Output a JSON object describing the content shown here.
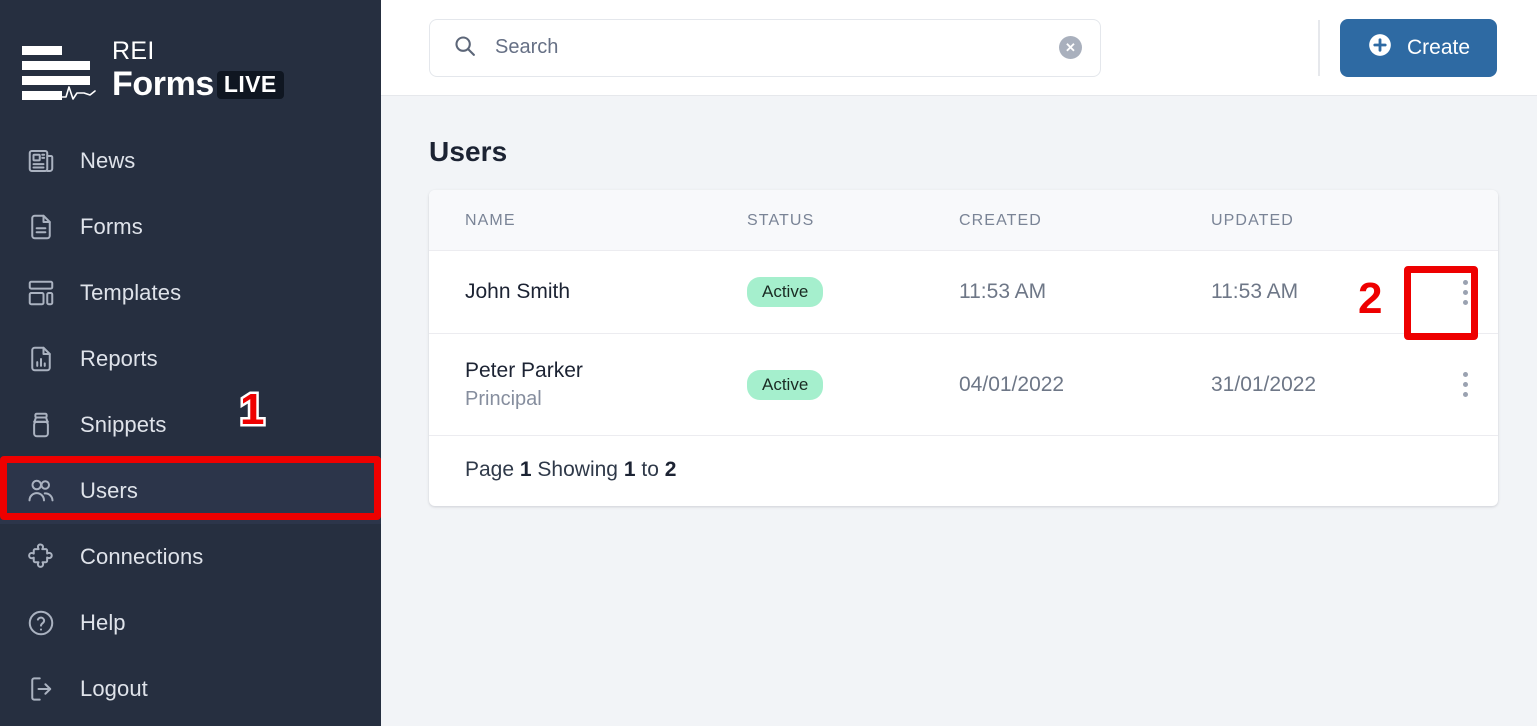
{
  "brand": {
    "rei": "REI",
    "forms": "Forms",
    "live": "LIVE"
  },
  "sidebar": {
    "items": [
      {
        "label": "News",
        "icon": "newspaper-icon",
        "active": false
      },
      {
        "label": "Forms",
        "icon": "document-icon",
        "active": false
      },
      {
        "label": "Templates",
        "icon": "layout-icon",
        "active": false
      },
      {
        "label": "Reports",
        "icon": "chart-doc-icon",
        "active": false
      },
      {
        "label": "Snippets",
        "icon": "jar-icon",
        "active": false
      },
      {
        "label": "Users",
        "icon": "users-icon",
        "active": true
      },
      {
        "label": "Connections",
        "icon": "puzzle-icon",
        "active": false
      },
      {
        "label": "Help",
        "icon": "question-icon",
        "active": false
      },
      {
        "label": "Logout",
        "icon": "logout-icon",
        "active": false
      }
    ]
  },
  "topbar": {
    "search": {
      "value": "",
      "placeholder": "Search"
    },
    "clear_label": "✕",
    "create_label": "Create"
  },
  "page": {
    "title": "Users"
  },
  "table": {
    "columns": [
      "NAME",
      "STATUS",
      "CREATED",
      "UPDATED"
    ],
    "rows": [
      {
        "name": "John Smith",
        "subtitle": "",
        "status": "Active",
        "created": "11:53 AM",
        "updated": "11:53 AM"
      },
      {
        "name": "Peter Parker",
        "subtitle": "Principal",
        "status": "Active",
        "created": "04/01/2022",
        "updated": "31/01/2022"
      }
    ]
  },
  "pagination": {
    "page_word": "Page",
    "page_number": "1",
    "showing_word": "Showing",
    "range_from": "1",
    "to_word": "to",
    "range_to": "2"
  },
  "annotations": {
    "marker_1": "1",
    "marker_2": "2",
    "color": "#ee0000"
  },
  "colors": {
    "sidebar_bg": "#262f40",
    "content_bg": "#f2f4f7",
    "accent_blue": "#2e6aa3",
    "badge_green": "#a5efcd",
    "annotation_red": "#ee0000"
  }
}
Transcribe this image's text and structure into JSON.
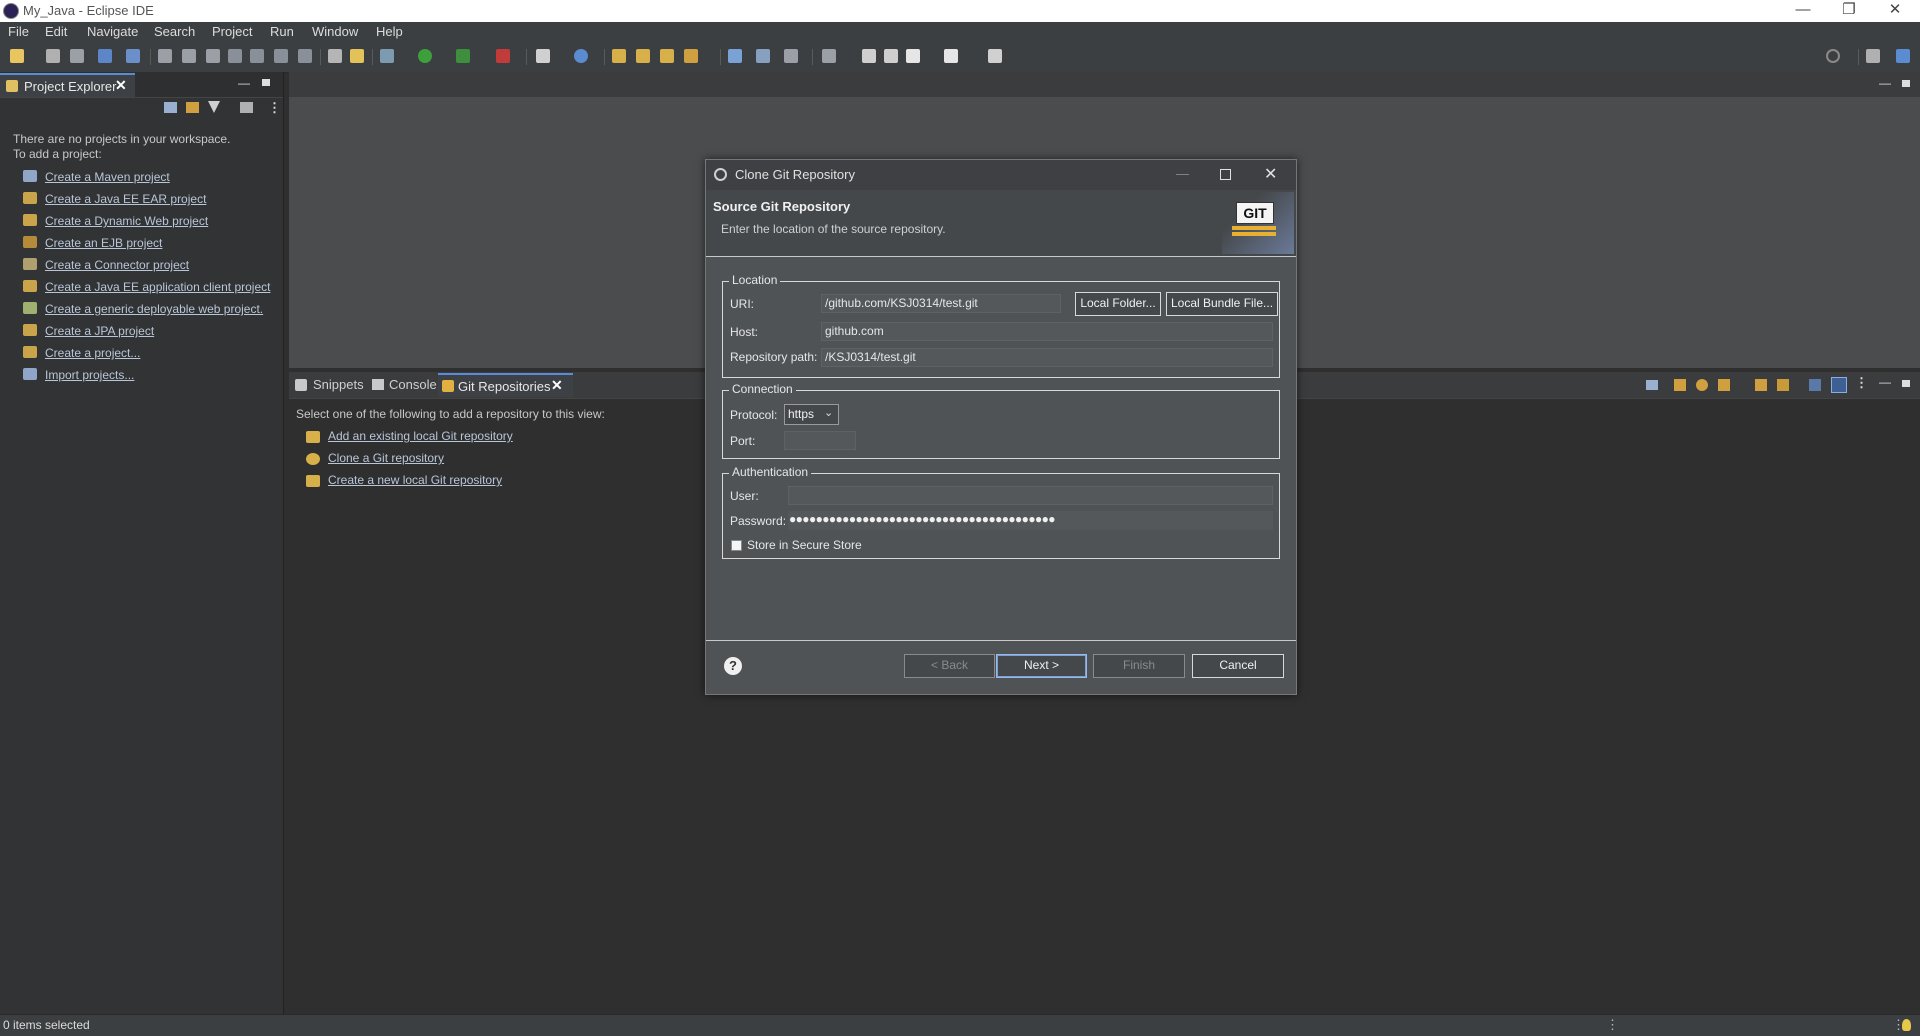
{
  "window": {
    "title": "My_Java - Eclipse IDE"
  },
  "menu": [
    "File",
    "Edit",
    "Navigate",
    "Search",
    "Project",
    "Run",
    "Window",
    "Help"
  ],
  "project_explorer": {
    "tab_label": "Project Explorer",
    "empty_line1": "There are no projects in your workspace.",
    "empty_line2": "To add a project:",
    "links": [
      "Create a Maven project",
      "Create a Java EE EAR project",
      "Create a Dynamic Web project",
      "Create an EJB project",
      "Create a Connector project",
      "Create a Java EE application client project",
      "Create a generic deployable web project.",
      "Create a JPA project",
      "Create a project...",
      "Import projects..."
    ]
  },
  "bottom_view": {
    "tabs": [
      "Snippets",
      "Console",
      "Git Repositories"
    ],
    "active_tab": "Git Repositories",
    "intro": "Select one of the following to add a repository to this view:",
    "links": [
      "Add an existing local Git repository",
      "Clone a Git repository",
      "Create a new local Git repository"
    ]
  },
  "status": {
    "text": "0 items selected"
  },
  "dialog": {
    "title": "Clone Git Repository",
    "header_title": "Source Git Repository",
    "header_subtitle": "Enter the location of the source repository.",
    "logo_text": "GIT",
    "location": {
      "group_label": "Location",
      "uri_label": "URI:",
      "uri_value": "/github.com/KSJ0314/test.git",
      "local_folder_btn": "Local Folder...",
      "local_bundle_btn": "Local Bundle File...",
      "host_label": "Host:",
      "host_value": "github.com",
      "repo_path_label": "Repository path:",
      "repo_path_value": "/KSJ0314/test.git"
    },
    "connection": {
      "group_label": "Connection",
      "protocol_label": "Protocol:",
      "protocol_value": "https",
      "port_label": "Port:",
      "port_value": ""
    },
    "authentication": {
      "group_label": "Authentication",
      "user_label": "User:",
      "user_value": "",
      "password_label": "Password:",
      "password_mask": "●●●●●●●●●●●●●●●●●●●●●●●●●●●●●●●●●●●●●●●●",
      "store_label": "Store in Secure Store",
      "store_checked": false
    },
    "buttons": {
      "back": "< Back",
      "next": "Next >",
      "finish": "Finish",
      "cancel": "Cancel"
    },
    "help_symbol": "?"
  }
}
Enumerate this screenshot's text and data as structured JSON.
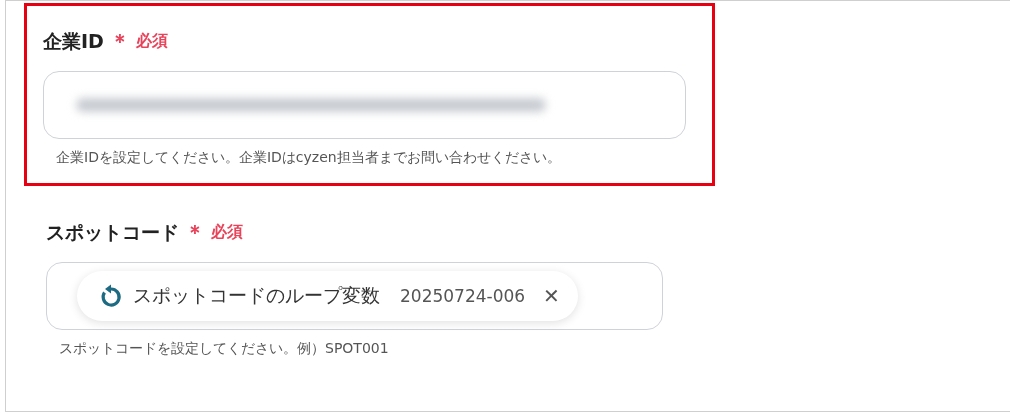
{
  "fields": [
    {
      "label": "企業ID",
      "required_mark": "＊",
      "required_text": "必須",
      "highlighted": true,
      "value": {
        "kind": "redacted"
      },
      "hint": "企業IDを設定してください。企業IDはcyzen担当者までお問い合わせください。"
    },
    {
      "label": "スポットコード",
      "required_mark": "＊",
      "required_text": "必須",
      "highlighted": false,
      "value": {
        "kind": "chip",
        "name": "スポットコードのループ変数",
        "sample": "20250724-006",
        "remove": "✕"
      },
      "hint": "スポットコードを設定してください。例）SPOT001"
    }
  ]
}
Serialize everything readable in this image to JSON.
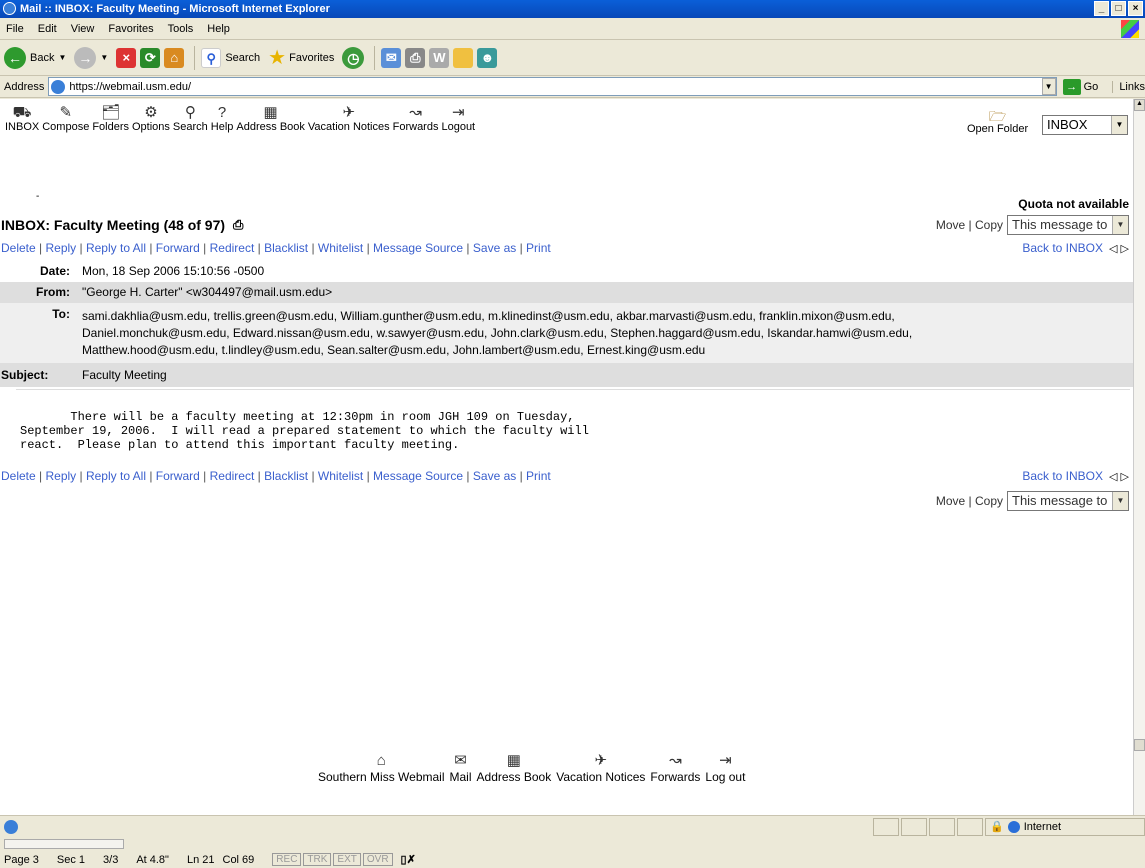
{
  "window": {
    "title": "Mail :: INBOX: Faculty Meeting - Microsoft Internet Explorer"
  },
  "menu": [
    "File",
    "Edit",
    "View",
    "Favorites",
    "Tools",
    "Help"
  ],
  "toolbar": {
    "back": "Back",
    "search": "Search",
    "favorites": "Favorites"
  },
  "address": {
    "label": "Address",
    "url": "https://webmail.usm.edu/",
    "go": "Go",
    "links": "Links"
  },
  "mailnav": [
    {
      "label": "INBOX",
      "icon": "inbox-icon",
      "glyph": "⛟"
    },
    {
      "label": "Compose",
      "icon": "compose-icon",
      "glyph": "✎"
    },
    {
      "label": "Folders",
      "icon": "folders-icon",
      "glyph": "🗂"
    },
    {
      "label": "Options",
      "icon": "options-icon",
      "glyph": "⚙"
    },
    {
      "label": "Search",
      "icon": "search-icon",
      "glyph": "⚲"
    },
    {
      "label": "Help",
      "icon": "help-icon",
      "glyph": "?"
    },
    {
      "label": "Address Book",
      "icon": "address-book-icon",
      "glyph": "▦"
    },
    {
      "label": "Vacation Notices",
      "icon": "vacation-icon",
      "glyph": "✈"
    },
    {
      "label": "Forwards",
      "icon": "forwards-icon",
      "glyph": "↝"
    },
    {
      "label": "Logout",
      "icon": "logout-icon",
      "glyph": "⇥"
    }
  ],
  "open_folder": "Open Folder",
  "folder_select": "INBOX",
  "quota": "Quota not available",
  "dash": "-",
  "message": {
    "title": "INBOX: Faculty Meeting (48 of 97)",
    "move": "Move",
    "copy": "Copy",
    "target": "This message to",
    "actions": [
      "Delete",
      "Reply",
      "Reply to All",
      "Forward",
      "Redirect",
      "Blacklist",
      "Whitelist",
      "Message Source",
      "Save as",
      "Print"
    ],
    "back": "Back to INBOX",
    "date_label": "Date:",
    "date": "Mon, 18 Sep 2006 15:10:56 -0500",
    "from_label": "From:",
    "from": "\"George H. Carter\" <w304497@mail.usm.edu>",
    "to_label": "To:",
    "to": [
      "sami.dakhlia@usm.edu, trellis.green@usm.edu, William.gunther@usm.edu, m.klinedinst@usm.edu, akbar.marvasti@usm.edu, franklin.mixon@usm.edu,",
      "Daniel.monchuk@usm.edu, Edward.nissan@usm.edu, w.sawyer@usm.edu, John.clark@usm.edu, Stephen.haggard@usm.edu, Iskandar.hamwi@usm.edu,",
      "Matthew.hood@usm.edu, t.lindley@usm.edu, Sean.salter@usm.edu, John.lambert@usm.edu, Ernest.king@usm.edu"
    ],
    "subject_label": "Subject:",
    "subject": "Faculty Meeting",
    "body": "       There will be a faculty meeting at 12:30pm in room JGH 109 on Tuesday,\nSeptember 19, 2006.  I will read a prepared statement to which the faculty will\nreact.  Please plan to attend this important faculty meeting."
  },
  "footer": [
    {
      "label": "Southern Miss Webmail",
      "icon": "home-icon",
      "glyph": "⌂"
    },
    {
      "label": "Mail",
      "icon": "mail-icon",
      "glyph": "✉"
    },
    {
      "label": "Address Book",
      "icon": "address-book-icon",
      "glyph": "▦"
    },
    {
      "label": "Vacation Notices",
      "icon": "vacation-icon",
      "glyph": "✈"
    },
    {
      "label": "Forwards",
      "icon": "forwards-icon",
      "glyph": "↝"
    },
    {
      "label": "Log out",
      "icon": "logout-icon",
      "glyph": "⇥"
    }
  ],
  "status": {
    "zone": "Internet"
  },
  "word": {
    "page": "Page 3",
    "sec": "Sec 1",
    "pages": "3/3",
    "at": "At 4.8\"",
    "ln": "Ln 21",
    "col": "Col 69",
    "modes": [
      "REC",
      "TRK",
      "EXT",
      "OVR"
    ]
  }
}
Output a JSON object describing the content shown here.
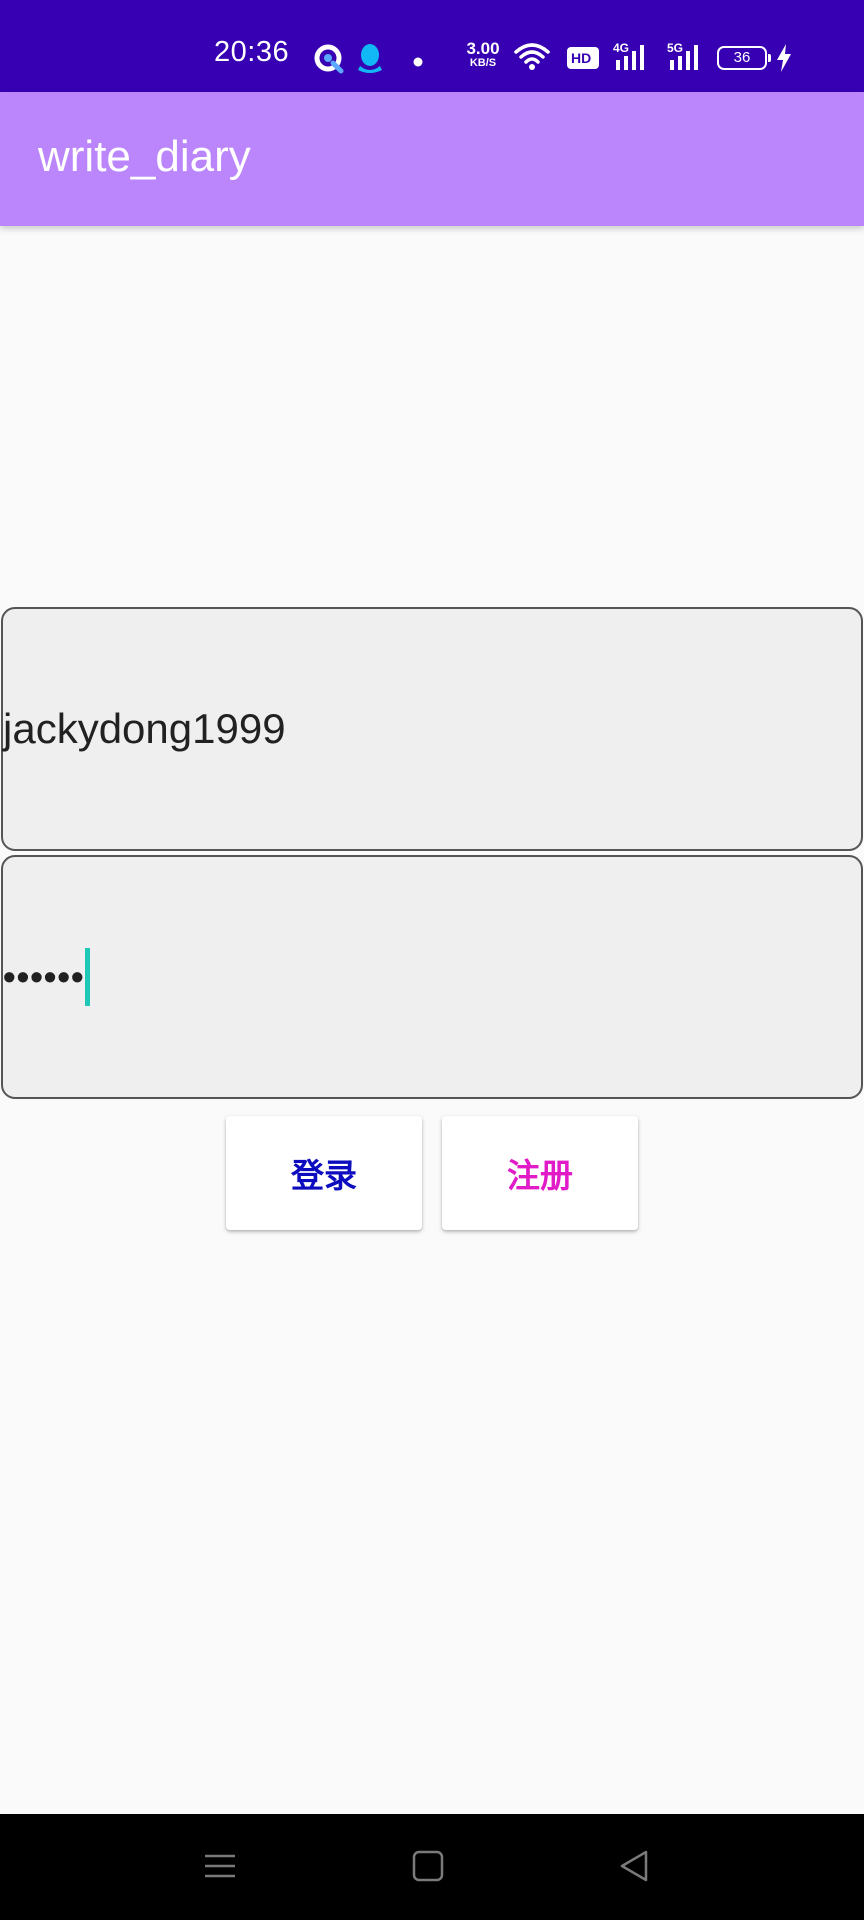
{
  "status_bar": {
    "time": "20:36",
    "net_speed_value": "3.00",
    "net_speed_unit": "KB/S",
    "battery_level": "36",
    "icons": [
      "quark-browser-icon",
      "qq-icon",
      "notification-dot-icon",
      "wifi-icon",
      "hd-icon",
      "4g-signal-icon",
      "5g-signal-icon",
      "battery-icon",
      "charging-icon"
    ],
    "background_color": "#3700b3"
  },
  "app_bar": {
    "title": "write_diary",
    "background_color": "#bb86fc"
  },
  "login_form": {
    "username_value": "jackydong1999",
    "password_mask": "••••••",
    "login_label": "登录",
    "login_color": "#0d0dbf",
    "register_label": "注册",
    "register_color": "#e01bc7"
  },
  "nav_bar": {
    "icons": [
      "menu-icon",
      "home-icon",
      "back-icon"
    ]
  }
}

-- -- --

▶ Required work
Reply with the number of lines in the preceding entries that contain "highlighted", and no other words.

▶ Worked answer
2